§ **TASK STATEMENT**: Every line of the material is to be repeated exactly as it stands.

§ **DATA FOR THE TASK**:
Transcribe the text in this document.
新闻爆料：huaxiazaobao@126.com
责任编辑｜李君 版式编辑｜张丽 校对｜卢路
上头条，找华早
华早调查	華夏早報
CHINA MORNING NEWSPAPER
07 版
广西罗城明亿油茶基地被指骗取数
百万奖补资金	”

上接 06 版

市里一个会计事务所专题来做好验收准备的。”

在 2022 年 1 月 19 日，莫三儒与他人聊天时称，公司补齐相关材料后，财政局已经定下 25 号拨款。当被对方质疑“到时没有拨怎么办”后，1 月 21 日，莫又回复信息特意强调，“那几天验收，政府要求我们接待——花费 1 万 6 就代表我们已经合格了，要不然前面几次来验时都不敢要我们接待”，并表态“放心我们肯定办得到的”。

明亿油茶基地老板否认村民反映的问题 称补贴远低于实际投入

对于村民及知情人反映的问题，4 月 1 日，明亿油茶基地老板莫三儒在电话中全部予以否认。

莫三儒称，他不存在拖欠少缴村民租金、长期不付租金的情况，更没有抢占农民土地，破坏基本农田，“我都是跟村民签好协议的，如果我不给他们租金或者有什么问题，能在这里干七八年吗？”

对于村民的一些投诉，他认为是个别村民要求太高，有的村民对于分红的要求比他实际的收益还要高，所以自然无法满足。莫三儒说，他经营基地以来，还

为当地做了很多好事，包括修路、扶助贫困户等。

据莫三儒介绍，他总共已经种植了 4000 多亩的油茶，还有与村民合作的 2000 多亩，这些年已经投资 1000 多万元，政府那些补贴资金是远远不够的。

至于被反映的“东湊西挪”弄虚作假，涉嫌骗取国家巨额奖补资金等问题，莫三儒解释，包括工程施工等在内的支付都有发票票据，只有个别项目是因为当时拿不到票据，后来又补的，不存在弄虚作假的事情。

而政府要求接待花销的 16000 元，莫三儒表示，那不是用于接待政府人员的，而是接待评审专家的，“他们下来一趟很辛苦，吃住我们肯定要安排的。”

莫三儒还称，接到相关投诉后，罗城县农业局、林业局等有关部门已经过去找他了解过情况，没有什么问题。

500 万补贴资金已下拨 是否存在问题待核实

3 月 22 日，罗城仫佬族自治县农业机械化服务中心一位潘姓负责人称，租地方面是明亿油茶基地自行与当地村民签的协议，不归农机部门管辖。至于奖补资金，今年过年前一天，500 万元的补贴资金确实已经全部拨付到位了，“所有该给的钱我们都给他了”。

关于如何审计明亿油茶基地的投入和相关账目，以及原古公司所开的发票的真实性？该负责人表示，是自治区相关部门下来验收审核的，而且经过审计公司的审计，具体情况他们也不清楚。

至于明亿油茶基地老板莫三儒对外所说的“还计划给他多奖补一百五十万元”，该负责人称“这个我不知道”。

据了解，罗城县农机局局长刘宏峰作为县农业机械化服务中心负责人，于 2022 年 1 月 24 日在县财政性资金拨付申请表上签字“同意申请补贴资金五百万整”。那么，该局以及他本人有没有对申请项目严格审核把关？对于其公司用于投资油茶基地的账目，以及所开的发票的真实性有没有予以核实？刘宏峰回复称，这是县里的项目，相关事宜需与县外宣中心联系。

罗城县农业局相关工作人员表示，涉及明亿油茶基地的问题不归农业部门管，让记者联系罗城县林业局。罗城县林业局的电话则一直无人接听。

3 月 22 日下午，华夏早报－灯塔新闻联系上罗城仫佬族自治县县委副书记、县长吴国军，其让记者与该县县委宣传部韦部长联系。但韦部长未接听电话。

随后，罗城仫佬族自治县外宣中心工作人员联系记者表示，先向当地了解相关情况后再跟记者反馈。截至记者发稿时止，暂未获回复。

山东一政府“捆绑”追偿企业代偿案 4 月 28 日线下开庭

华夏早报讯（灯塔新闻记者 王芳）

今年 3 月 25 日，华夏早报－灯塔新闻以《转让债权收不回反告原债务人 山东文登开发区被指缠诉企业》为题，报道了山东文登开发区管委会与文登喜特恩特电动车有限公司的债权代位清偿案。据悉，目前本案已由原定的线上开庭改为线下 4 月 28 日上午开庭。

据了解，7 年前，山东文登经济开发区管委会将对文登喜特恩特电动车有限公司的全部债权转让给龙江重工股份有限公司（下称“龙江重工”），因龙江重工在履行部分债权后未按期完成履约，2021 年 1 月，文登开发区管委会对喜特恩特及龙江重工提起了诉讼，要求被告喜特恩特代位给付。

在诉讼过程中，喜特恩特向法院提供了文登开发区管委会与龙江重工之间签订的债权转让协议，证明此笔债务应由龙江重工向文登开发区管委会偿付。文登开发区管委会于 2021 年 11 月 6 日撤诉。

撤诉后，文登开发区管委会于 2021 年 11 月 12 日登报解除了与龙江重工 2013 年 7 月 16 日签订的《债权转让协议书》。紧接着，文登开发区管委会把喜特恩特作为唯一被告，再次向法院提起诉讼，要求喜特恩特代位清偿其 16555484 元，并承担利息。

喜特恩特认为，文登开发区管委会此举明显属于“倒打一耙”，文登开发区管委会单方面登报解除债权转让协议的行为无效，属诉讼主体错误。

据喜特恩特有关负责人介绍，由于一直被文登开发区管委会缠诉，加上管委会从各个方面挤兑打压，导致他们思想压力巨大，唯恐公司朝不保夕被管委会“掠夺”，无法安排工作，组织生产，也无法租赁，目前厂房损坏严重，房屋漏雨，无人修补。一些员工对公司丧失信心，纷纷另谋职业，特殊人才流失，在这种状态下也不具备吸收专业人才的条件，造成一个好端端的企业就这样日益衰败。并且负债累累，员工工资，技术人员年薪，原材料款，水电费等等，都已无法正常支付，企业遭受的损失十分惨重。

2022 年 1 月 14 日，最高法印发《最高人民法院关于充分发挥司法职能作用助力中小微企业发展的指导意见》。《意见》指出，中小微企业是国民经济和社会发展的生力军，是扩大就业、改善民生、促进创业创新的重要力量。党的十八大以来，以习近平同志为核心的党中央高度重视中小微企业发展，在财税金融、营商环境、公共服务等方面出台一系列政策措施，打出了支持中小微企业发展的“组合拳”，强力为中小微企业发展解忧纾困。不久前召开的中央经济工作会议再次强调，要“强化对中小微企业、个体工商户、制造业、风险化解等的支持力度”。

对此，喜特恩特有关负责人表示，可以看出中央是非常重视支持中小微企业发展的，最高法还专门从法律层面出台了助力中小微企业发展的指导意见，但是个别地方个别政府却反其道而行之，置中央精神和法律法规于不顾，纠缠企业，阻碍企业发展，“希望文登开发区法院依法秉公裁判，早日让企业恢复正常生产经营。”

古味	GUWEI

§ **IN RESPONSE**:
Transcribe the text in this document.
新闻爆料：huaxiazaobao@126.com
责任编辑｜李君 版式编辑｜张丽 校对｜卢路
上头条，找华早
华早调查	華夏早報
CHINA MORNING NEWSPAPER
07 版
广西罗城明亿油茶基地被指骗取数
百万奖补资金	”

上接 06 版

市里一个会计事务所专题来做好验收准备的。”

在 2022 年 1 月 19 日，莫三儒与他人聊天时称，公司补齐相关材料后，财政局已经定下 25 号拨款。当被对方质疑“到时没有拨怎么办”后，1 月 21 日，莫又回复信息特意强调，“那几天验收，政府要求我们接待——花费 1 万 6 就代表我们已经合格了，要不然前面几次来验时都不敢要我们接待”，并表态“放心我们肯定办得到的”。

明亿油茶基地老板否认村民反映的问题 称补贴远低于实际投入

对于村民及知情人反映的问题，4 月 1 日，明亿油茶基地老板莫三儒在电话中全部予以否认。

莫三儒称，他不存在拖欠少缴村民租金、长期不付租金的情况，更没有抢占农民土地，破坏基本农田，“我都是跟村民签好协议的，如果我不给他们租金或者有什么问题，能在这里干七八年吗？”

对于村民的一些投诉，他认为是个别村民要求太高，有的村民对于分红的要求比他实际的收益还要高，所以自然无法满足。莫三儒说，他经营基地以来，还

为当地做了很多好事，包括修路、扶助贫困户等。

据莫三儒介绍，他总共已经种植了 4000 多亩的油茶，还有与村民合作的 2000 多亩，这些年已经投资 1000 多万元，政府那些补贴资金是远远不够的。

至于被反映的“东湊西挪”弄虚作假，涉嫌骗取国家巨额奖补资金等问题，莫三儒解释，包括工程施工等在内的支付都有发票票据，只有个别项目是因为当时拿不到票据，后来又补的，不存在弄虚作假的事情。

而政府要求接待花销的 16000 元，莫三儒表示，那不是用于接待政府人员的，而是接待评审专家的，“他们下来一趟很辛苦，吃住我们肯定要安排的。”

莫三儒还称，接到相关投诉后，罗城县农业局、林业局等有关部门已经过去找他了解过情况，没有什么问题。

500 万补贴资金已下拨 是否存在问题待核实

3 月 22 日，罗城仫佬族自治县农业机械化服务中心一位潘姓负责人称，租地方面是明亿油茶基地自行与当地村民签的协议，不归农机部门管辖。至于奖补资金，今年过年前一天，500 万元的补贴资金确实已经全部拨付到位了，“所有该给的钱我们都给他了”。

关于如何审计明亿油茶基地的投入和相关账目，以及原古公司所开的发票的真实性？该负责人表示，是自治区相关部门下来验收审核的，而且经过审计公司的审计，具体情况他们也不清楚。

至于明亿油茶基地老板莫三儒对外所说的“还计划给他多奖补一百五十万元”，该负责人称“这个我不知道”。

据了解，罗城县农机局局长刘宏峰作为县农业机械化服务中心负责人，于 2022 年 1 月 24 日在县财政性资金拨付申请表上签字“同意申请补贴资金五百万整”。那么，该局以及他本人有没有对申请项目严格审核把关？对于其公司用于投资油茶基地的账目，以及所开的发票的真实性有没有予以核实？刘宏峰回复称，这是县里的项目，相关事宜需与县外宣中心联系。

罗城县农业局相关工作人员表示，涉及明亿油茶基地的问题不归农业部门管，让记者联系罗城县林业局。罗城县林业局的电话则一直无人接听。

3 月 22 日下午，华夏早报－灯塔新闻联系上罗城仫佬族自治县县委副书记、县长吴国军，其让记者与该县县委宣传部韦部长联系。但韦部长未接听电话。

随后，罗城仫佬族自治县外宣中心工作人员联系记者表示，先向当地了解相关情况后再跟记者反馈。截至记者发稿时止，暂未获回复。

山东一政府“捆绑”追偿企业代偿案 4 月 28 日线下开庭

华夏早报讯（灯塔新闻记者 王芳）

今年 3 月 25 日，华夏早报－灯塔新闻以《转让债权收不回反告原债务人 山东文登开发区被指缠诉企业》为题，报道了山东文登开发区管委会与文登喜特恩特电动车有限公司的债权代位清偿案。据悉，目前本案已由原定的线上开庭改为线下 4 月 28 日上午开庭。

据了解，7 年前，山东文登经济开发区管委会将对文登喜特恩特电动车有限公司的全部债权转让给龙江重工股份有限公司（下称“龙江重工”），因龙江重工在履行部分债权后未按期完成履约，2021 年 1 月，文登开发区管委会对喜特恩特及龙江重工提起了诉讼，要求被告喜特恩特代位给付。

在诉讼过程中，喜特恩特向法院提供了文登开发区管委会与龙江重工之间签订的债权转让协议，证明此笔债务应由龙江重工向文登开发区管委会偿付。文登开发区管委会于 2021 年 11 月 6 日撤诉。

撤诉后，文登开发区管委会于 2021 年 11 月 12 日登报解除了与龙江重工 2013 年 7 月 16 日签订的《债权转让协议书》。紧接着，文登开发区管委会把喜特恩特作为唯一被告，再次向法院提起诉讼，要求喜特恩特代位清偿其 16555484 元，并承担利息。

喜特恩特认为，文登开发区管委会此举明显属于“倒打一耙”，文登开发区管委会单方面登报解除债权转让协议的行为无效，属诉讼主体错误。

据喜特恩特有关负责人介绍，由于一直被文登开发区管委会缠诉，加上管委会从各个方面挤兑打压，导致他们思想压力巨大，唯恐公司朝不保夕被管委会“掠夺”，无法安排工作，组织生产，也无法租赁，目前厂房损坏严重，房屋漏雨，无人修补。一些员工对公司丧失信心，纷纷另谋职业，特殊人才流失，在这种状态下也不具备吸收专业人才的条件，造成一个好端端的企业就这样日益衰败。并且负债累累，员工工资，技术人员年薪，原材料款，水电费等等，都已无法正常支付，企业遭受的损失十分惨重。

2022 年 1 月 14 日，最高法印发《最高人民法院关于充分发挥司法职能作用助力中小微企业发展的指导意见》。《意见》指出，中小微企业是国民经济和社会发展的生力军，是扩大就业、改善民生、促进创业创新的重要力量。党的十八大以来，以习近平同志为核心的党中央高度重视中小微企业发展，在财税金融、营商环境、公共服务等方面出台一系列政策措施，打出了支持中小微企业发展的“组合拳”，强力为中小微企业发展解忧纾困。不久前召开的中央经济工作会议再次强调，要“强化对中小微企业、个体工商户、制造业、风险化解等的支持力度”。

对此，喜特恩特有关负责人表示，可以看出中央是非常重视支持中小微企业发展的，最高法还专门从法律层面出台了助力中小微企业发展的指导意见，但是个别地方个别政府却反其道而行之，置中央精神和法律法规于不顾，纠缠企业，阻碍企业发展，“希望文登开发区法院依法秉公裁判，早日让企业恢复正常生产经营。”

古味	GUWEI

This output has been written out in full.